Exercise. Search the material below for the word "DRIVER". Copy every line that has it.

_ _ _

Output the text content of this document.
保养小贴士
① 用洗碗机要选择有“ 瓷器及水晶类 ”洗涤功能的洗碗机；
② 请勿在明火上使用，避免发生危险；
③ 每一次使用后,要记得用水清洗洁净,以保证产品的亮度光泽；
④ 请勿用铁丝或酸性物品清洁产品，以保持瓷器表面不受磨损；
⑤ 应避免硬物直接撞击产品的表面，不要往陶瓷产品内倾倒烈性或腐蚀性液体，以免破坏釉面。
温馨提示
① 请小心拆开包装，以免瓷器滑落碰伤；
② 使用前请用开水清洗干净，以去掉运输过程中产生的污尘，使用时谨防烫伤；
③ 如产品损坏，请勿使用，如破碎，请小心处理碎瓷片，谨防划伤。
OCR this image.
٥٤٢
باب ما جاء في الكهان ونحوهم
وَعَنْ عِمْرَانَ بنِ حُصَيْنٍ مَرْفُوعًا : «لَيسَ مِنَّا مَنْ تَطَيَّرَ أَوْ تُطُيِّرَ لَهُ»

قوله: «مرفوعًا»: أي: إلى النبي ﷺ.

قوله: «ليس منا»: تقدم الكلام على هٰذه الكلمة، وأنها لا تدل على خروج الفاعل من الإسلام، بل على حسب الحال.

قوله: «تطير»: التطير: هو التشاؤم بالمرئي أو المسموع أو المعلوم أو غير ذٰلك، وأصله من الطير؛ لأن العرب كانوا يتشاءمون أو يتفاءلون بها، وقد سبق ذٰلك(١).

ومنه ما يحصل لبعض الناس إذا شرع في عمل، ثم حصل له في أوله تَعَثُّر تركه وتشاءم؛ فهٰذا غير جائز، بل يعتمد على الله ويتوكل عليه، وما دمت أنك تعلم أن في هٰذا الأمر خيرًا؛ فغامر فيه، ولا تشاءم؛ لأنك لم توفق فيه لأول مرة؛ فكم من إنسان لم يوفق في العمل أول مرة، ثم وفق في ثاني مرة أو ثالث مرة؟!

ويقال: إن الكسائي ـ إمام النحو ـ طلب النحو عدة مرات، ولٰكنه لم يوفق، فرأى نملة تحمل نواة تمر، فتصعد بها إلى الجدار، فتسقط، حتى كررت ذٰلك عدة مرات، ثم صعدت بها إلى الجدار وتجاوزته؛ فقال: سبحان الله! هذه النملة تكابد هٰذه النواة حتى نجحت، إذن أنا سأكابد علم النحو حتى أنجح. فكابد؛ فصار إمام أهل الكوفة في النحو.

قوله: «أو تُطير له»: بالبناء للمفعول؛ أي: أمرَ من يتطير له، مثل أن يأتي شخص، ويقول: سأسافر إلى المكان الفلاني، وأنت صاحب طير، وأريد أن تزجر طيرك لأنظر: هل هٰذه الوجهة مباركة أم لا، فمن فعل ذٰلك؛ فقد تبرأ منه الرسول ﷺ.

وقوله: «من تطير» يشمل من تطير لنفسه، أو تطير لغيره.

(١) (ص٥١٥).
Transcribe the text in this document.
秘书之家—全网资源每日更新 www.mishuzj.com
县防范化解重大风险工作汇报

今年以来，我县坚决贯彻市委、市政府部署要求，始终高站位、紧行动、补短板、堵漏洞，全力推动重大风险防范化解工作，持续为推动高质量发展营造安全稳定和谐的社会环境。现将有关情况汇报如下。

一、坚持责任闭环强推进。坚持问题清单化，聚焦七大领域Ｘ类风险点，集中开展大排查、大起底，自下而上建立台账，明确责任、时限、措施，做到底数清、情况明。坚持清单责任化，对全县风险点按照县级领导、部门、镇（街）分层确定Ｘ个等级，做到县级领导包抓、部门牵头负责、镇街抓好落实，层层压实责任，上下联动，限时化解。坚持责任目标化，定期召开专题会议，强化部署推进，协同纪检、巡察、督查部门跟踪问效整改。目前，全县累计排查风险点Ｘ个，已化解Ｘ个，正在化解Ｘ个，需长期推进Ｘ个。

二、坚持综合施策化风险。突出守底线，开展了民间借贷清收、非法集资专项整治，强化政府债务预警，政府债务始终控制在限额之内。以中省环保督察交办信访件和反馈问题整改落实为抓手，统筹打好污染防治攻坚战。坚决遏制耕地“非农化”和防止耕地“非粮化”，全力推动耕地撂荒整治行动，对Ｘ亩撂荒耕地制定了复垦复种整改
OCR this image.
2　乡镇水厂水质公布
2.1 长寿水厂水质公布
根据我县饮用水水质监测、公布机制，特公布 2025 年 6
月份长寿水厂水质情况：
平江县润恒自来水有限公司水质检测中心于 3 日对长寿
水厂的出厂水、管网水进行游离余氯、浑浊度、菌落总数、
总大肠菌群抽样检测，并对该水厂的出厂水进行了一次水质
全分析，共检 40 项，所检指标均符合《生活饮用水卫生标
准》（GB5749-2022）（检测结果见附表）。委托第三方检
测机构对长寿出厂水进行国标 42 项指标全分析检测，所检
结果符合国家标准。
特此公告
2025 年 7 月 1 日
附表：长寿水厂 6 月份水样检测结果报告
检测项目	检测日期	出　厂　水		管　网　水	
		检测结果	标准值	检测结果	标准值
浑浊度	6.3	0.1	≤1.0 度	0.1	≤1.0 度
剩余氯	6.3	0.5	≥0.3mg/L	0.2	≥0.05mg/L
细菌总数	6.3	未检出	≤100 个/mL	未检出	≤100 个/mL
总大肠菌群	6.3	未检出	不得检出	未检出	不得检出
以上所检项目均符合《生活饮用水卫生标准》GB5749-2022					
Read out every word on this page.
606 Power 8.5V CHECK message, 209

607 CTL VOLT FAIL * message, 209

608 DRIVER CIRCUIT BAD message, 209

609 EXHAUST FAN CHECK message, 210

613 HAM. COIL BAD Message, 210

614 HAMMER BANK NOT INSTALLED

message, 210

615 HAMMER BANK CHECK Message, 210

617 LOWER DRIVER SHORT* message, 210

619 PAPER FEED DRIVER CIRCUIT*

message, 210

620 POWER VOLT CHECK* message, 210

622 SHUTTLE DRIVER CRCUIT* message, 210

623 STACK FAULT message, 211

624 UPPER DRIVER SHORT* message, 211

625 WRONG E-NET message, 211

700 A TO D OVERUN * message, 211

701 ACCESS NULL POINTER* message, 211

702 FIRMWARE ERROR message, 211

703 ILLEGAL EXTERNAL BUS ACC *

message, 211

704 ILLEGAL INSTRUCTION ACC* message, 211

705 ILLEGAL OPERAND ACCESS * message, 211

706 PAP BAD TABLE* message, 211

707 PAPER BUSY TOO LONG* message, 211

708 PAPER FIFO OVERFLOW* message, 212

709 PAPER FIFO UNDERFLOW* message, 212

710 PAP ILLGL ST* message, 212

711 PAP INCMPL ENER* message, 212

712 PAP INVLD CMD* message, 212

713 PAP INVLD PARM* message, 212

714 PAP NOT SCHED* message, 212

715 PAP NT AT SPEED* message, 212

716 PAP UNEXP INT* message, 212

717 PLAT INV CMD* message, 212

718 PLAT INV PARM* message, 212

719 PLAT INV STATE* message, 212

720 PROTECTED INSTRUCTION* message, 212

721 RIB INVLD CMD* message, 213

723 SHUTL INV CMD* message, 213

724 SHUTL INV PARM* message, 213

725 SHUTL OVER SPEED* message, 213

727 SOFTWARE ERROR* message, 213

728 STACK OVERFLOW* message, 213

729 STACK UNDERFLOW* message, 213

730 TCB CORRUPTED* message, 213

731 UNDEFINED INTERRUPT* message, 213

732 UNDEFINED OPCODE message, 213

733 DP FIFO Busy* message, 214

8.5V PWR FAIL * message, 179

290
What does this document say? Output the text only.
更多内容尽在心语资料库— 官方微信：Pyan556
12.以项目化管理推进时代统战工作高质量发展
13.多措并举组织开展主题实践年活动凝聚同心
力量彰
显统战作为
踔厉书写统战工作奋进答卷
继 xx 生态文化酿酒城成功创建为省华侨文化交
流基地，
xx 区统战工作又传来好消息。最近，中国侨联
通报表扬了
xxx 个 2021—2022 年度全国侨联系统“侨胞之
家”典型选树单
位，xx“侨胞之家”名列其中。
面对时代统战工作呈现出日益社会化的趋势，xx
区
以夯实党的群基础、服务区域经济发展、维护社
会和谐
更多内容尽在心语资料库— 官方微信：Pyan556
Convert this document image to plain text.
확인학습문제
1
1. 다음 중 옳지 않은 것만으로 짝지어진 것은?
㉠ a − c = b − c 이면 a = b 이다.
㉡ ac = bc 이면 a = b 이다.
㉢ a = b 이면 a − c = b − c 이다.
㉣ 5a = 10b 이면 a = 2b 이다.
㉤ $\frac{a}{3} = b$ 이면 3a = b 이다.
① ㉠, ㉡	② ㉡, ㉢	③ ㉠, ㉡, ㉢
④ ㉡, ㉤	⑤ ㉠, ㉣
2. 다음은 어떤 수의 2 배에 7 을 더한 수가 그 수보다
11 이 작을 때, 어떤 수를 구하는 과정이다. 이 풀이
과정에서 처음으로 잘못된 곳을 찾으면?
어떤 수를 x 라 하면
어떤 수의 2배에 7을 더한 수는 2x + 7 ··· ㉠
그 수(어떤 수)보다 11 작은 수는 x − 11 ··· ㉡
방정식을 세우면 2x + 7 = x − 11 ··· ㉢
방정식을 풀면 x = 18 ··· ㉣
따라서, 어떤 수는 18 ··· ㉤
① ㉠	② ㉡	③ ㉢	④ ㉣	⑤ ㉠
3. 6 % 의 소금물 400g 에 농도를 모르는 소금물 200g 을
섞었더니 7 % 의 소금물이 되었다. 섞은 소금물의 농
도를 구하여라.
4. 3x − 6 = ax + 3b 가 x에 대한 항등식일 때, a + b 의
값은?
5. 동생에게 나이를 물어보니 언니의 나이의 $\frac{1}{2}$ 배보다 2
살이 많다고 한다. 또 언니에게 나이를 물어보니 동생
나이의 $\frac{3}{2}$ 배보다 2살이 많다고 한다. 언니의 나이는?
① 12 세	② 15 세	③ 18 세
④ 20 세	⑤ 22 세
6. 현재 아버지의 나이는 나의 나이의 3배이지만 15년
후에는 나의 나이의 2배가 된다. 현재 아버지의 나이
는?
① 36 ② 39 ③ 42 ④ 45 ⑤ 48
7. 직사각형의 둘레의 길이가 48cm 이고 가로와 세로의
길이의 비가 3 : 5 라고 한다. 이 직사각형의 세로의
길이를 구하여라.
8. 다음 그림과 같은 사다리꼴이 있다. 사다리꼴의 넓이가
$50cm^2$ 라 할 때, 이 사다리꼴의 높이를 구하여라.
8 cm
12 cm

_ _ _

Solved exercise.
608 DRIVER CIRCUIT BAD message, 209
617 LOWER DRIVER SHORT* message, 210
619 PAPER FEED DRIVER CIRCUIT*
622 SHUTTLE DRIVER CRCUIT* message, 210
624 UPPER DRIVER SHORT* message, 211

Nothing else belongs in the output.